[TASK TO COMPLETE]
Pick out every line with the word "الأساسية" and copy it.
-- START SUPPLIED RECORDS --
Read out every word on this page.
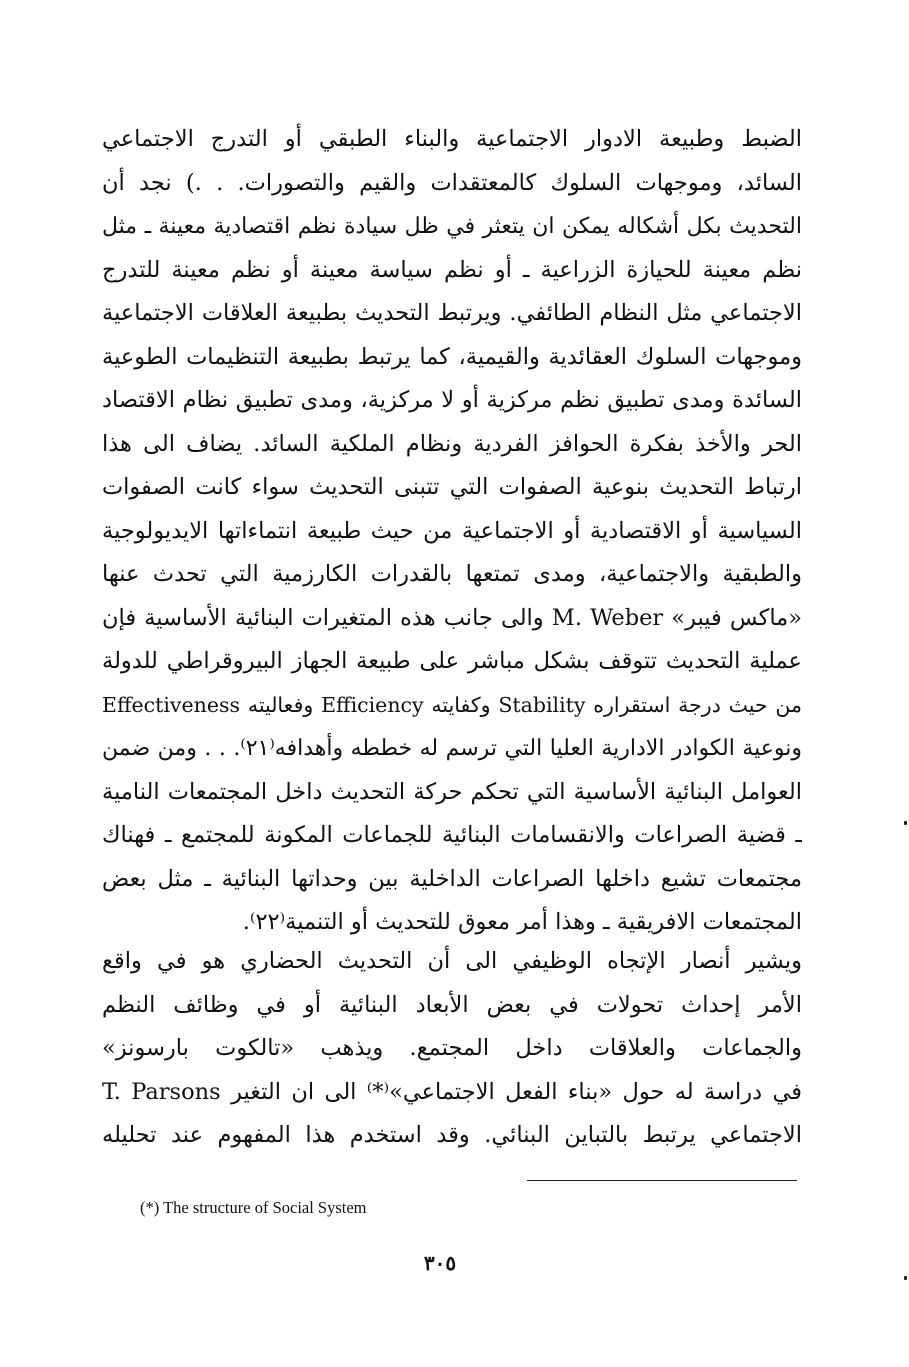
الضبط وطبيعة الادوار الاجتماعية والبناء الطبقي أو التدرج الاجتماعي
السائد، وموجهات السلوك كالمعتقدات والقيم والتصورات. . .) نجد أن
التحديث بكل أشكاله يمكن ان يتعثر في ظل سيادة نظم اقتصادية معينة ـ مثل
نظم معينة للحيازة الزراعية ـ أو نظم سياسة معينة أو نظم معينة للتدرج
الاجتماعي مثل النظام الطائفي. ويرتبط التحديث بطبيعة العلاقات الاجتماعية
وموجهات السلوك العقائدية والقيمية، كما يرتبط بطبيعة التنظيمات الطوعية
السائدة ومدى تطبيق نظم مركزية أو لا مركزية، ومدى تطبيق نظام الاقتصاد
الحر والأخذ بفكرة الحوافز الفردية ونظام الملكية السائد. يضاف الى هذا
ارتباط التحديث بنوعية الصفوات التي تتبنى التحديث سواء كانت الصفوات
السياسية أو الاقتصادية أو الاجتماعية من حيث طبيعة انتماءاتها الايديولوجية
والطبقية والاجتماعية، ومدى تمتعها بالقدرات الكارزمية التي تحدث عنها
«ماكس فيبر» M. Weber والى جانب هذه المتغيرات البنائية الأساسية فإن
عملية التحديث تتوقف بشكل مباشر على طبيعة الجهاز البيروقراطي للدولة
من حيث درجة استقراره Stability وكفايته Efficiency وفعاليته Effectiveness
ونوعية الكوادر الادارية العليا التي ترسم له خططه وأهدافه⁽٢١⁾. . . ومن ضمن
العوامل البنائية الأساسية التي تحكم حركة التحديث داخل المجتمعات النامية
ـ قضية الصراعات والانقسامات البنائية للجماعات المكونة للمجتمع ـ فهناك
مجتمعات تشيع داخلها الصراعات الداخلية بين وحداتها البنائية ـ مثل بعض
المجتمعات الافريقية ـ وهذا أمر معوق للتحديث أو التنمية⁽٢٢⁾.
ويشير أنصار الإتجاه الوظيفي الى أن التحديث الحضاري هو في واقع
الأمر إحداث تحولات في بعض الأبعاد البنائية أو في وظائف النظم
والجماعات والعلاقات داخل المجتمع. ويذهب «تالكوت بارسونز»
T. Parsons في دراسة له حول «بناء الفعل الاجتماعي»⁽*⁾ الى ان التغير
الاجتماعي يرتبط بالتباين البنائي. وقد استخدم هذا المفهوم عند تحليله
(*) The structure of Social System
٣٠٥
-- END SUPPLIED RECORDS --
[CORRECT RESULT]
«ماكس فيبر» M. Weber والى جانب هذه المتغيرات البنائية الأساسية فإن
العوامل البنائية الأساسية التي تحكم حركة التحديث داخل المجتمعات النامية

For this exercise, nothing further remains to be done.